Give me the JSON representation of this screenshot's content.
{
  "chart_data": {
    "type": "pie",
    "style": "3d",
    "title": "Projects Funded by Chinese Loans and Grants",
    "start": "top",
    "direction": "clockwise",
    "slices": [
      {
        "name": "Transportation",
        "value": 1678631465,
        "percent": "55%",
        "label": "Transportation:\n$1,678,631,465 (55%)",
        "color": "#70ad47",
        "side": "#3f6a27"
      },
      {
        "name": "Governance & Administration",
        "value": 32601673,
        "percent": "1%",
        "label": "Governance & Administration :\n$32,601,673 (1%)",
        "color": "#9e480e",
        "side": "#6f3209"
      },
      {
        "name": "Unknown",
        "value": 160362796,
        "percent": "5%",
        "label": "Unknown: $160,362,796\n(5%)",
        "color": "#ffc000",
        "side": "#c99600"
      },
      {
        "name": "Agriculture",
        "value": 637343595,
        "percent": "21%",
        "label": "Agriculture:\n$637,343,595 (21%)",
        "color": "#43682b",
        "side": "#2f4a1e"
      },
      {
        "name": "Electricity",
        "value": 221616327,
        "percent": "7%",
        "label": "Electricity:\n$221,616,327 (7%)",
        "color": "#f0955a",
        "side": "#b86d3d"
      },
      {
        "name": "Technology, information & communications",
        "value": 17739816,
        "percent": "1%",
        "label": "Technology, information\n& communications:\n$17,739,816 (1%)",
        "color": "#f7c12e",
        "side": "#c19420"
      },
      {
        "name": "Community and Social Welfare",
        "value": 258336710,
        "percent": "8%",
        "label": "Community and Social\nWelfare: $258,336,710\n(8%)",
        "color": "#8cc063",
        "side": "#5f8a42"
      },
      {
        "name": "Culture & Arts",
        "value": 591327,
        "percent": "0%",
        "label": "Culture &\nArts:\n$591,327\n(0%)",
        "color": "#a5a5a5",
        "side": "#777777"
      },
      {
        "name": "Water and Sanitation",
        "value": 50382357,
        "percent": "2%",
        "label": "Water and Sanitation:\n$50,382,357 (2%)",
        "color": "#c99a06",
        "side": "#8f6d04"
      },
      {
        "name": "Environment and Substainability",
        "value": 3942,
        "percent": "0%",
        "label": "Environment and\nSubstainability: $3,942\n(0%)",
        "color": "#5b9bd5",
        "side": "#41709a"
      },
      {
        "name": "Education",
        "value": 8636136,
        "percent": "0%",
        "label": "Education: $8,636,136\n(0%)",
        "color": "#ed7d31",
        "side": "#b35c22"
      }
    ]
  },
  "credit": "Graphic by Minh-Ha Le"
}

━━━

Challenge = Copy out every line of the data that includes "value".

Correct result =
        "value": 1678631465,
        "value": 32601673,
        "value": 160362796,
        "value": 637343595,
        "value": 221616327,
        "value": 17739816,
        "value": 258336710,
        "value": 591327,
        "value": 50382357,
        "value": 3942,
        "value": 8636136,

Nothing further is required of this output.